Set problem → Print the listing that follows, character for character.

Collected data:
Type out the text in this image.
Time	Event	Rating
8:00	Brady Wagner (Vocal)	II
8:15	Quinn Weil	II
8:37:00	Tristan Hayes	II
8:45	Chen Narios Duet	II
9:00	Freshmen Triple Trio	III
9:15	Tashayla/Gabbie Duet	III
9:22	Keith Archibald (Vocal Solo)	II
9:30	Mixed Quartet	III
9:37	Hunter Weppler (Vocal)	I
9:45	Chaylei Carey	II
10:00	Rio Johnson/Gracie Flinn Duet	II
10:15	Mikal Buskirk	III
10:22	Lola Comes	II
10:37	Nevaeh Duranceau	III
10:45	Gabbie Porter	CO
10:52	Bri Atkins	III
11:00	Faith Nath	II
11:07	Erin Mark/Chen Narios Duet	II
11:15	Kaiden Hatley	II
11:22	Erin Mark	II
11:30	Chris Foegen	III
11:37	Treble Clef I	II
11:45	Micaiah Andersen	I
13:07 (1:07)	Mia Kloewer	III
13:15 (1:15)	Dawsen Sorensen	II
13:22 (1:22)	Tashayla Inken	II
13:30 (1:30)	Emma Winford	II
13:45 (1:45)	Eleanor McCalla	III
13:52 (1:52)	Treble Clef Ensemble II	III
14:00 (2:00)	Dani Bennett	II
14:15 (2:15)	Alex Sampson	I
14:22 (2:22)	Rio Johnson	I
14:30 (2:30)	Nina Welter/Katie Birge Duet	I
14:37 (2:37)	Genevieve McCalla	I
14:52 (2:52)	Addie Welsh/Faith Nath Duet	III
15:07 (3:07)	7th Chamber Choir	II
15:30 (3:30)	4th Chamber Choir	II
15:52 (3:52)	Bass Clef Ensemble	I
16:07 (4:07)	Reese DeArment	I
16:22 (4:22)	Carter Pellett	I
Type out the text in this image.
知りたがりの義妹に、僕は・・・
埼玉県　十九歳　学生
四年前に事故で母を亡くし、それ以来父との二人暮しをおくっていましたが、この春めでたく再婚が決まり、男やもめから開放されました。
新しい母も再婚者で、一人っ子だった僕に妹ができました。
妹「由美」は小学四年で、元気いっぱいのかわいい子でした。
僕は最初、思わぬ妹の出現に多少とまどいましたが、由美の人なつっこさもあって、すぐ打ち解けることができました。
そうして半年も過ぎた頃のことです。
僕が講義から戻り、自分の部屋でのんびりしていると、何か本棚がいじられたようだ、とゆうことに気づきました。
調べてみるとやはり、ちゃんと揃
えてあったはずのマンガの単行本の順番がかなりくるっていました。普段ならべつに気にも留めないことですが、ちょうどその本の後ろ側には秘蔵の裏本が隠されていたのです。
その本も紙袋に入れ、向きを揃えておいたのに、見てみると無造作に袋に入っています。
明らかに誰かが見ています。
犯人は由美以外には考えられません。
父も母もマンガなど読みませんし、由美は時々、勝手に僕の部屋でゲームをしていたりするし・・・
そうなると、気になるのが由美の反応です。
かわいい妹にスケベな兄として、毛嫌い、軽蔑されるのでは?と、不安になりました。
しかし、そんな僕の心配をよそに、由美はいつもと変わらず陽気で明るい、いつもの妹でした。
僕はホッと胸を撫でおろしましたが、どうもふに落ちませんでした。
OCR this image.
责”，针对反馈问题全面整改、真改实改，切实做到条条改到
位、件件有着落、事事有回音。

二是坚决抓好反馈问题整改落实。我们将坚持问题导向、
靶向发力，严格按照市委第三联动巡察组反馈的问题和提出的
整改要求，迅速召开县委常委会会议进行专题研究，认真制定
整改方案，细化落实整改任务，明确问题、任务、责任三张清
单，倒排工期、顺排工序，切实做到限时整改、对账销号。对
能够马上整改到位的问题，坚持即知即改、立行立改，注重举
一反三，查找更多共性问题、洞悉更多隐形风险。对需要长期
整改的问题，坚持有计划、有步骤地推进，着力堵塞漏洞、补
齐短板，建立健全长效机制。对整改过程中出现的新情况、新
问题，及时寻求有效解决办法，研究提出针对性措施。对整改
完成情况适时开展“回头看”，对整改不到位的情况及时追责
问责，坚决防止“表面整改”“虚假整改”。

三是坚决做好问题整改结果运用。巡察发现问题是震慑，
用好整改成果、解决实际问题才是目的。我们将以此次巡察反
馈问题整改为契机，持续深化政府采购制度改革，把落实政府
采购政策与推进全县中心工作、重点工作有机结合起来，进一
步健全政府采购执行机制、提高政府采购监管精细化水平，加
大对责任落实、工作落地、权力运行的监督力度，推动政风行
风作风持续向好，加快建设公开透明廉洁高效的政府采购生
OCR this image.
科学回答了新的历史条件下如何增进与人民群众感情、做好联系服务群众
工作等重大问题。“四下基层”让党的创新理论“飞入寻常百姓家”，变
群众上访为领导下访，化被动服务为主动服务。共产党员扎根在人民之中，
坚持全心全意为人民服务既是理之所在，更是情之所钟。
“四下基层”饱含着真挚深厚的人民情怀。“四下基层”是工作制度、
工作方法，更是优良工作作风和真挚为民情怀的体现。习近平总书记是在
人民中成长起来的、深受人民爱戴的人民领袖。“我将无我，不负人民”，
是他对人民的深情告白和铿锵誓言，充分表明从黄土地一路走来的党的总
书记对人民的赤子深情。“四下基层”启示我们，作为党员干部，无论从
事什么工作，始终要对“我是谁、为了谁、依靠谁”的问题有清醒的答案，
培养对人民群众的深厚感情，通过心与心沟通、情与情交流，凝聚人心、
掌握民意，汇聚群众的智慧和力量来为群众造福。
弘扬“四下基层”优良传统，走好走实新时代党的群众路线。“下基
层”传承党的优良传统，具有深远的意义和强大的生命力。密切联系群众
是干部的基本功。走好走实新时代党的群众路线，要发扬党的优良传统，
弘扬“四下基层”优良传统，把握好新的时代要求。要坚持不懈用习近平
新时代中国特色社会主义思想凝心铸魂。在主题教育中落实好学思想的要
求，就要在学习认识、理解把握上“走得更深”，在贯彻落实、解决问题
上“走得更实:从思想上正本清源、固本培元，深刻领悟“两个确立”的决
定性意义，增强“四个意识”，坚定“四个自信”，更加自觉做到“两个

The solution →
Type out the text in this image.
Time	Event	Rating
8:00	Brady Wagner (Vocal)	II
8:15	Quinn Weil	II
8:37:00	Tristan Hayes	II
8:45	Chen Narios Duet	II
9:00	Freshmen Triple Trio	III
9:15	Tashayla/Gabbie Duet	III
9:22	Keith Archibald (Vocal Solo)	II
9:30	Mixed Quartet	III
9:37	Hunter Weppler (Vocal)	I
9:45	Chaylei Carey	II
10:00	Rio Johnson/Gracie Flinn Duet	II
10:15	Mikal Buskirk	III
10:22	Lola Comes	II
10:37	Nevaeh Duranceau	III
10:45	Gabbie Porter	CO
10:52	Bri Atkins	III
11:00	Faith Nath	II
11:07	Erin Mark/Chen Narios Duet	II
11:15	Kaiden Hatley	II
11:22	Erin Mark	II
11:30	Chris Foegen	III
11:37	Treble Clef I	II
11:45	Micaiah Andersen	I
13:07 (1:07)	Mia Kloewer	III
13:15 (1:15)	Dawsen Sorensen	II
13:22 (1:22)	Tashayla Inken	II
13:30 (1:30)	Emma Winford	II
13:45 (1:45)	Eleanor McCalla	III
13:52 (1:52)	Treble Clef Ensemble II	III
14:00 (2:00)	Dani Bennett	II
14:15 (2:15)	Alex Sampson	I
14:22 (2:22)	Rio Johnson	I
14:30 (2:30)	Nina Welter/Katie Birge Duet	I
14:37 (2:37)	Genevieve McCalla	I
14:52 (2:52)	Addie Welsh/Faith Nath Duet	III
15:07 (3:07)	7th Chamber Choir	II
15:30 (3:30)	4th Chamber Choir	II
15:52 (3:52)	Bass Clef Ensemble	I
16:07 (4:07)	Reese DeArment	I
16:22 (4:22)	Carter Pellett	I
Type out the text in this image.
知りたがりの義妹に、僕は・・・
埼玉県　十九歳　学生
四年前に事故で母を亡くし、それ以来父との二人暮しをおくっていましたが、この春めでたく再婚が決まり、男やもめから開放されました。
新しい母も再婚者で、一人っ子だった僕に妹ができました。
妹「由美」は小学四年で、元気いっぱいのかわいい子でした。
僕は最初、思わぬ妹の出現に多少とまどいましたが、由美の人なつっこさもあって、すぐ打ち解けることができました。
そうして半年も過ぎた頃のことです。
僕が講義から戻り、自分の部屋でのんびりしていると、何か本棚がいじられたようだ、とゆうことに気づきました。
調べてみるとやはり、ちゃんと揃
えてあったはずのマンガの単行本の順番がかなりくるっていました。普段ならべつに気にも留めないことですが、ちょうどその本の後ろ側には秘蔵の裏本が隠されていたのです。
その本も紙袋に入れ、向きを揃えておいたのに、見てみると無造作に袋に入っています。
明らかに誰かが見ています。
犯人は由美以外には考えられません。
父も母もマンガなど読みませんし、由美は時々、勝手に僕の部屋でゲームをしていたりするし・・・
そうなると、気になるのが由美の反応です。
かわいい妹にスケベな兄として、毛嫌い、軽蔑されるのでは?と、不安になりました。
しかし、そんな僕の心配をよそに、由美はいつもと変わらず陽気で明るい、いつもの妹でした。
僕はホッと胸を撫でおろしましたが、どうもふに落ちませんでした。
OCR this image.
责”，针对反馈问题全面整改、真改实改，切实做到条条改到
位、件件有着落、事事有回音。

二是坚决抓好反馈问题整改落实。我们将坚持问题导向、
靶向发力，严格按照市委第三联动巡察组反馈的问题和提出的
整改要求，迅速召开县委常委会会议进行专题研究，认真制定
整改方案，细化落实整改任务，明确问题、任务、责任三张清
单，倒排工期、顺排工序，切实做到限时整改、对账销号。对
能够马上整改到位的问题，坚持即知即改、立行立改，注重举
一反三，查找更多共性问题、洞悉更多隐形风险。对需要长期
整改的问题，坚持有计划、有步骤地推进，着力堵塞漏洞、补
齐短板，建立健全长效机制。对整改过程中出现的新情况、新
问题，及时寻求有效解决办法，研究提出针对性措施。对整改
完成情况适时开展“回头看”，对整改不到位的情况及时追责
问责，坚决防止“表面整改”“虚假整改”。

三是坚决做好问题整改结果运用。巡察发现问题是震慑，
用好整改成果、解决实际问题才是目的。我们将以此次巡察反
馈问题整改为契机，持续深化政府采购制度改革，把落实政府
采购政策与推进全县中心工作、重点工作有机结合起来，进一
步健全政府采购执行机制、提高政府采购监管精细化水平，加
大对责任落实、工作落地、权力运行的监督力度，推动政风行
风作风持续向好，加快建设公开透明廉洁高效的政府采购生
OCR this image.
科学回答了新的历史条件下如何增进与人民群众感情、做好联系服务群众
工作等重大问题。“四下基层”让党的创新理论“飞入寻常百姓家”，变
群众上访为领导下访，化被动服务为主动服务。共产党员扎根在人民之中，
坚持全心全意为人民服务既是理之所在，更是情之所钟。
“四下基层”饱含着真挚深厚的人民情怀。“四下基层”是工作制度、
工作方法，更是优良工作作风和真挚为民情怀的体现。习近平总书记是在
人民中成长起来的、深受人民爱戴的人民领袖。“我将无我，不负人民”，
是他对人民的深情告白和铿锵誓言，充分表明从黄土地一路走来的党的总
书记对人民的赤子深情。“四下基层”启示我们，作为党员干部，无论从
事什么工作，始终要对“我是谁、为了谁、依靠谁”的问题有清醒的答案，
培养对人民群众的深厚感情，通过心与心沟通、情与情交流，凝聚人心、
掌握民意，汇聚群众的智慧和力量来为群众造福。
弘扬“四下基层”优良传统，走好走实新时代党的群众路线。“下基
层”传承党的优良传统，具有深远的意义和强大的生命力。密切联系群众
是干部的基本功。走好走实新时代党的群众路线，要发扬党的优良传统，
弘扬“四下基层”优良传统，把握好新的时代要求。要坚持不懈用习近平
新时代中国特色社会主义思想凝心铸魂。在主题教育中落实好学思想的要
求，就要在学习认识、理解把握上“走得更深”，在贯彻落实、解决问题
上“走得更实:从思想上正本清源、固本培元，深刻领悟“两个确立”的决
定性意义，增强“四个意识”，坚定“四个自信”，更加自觉做到“两个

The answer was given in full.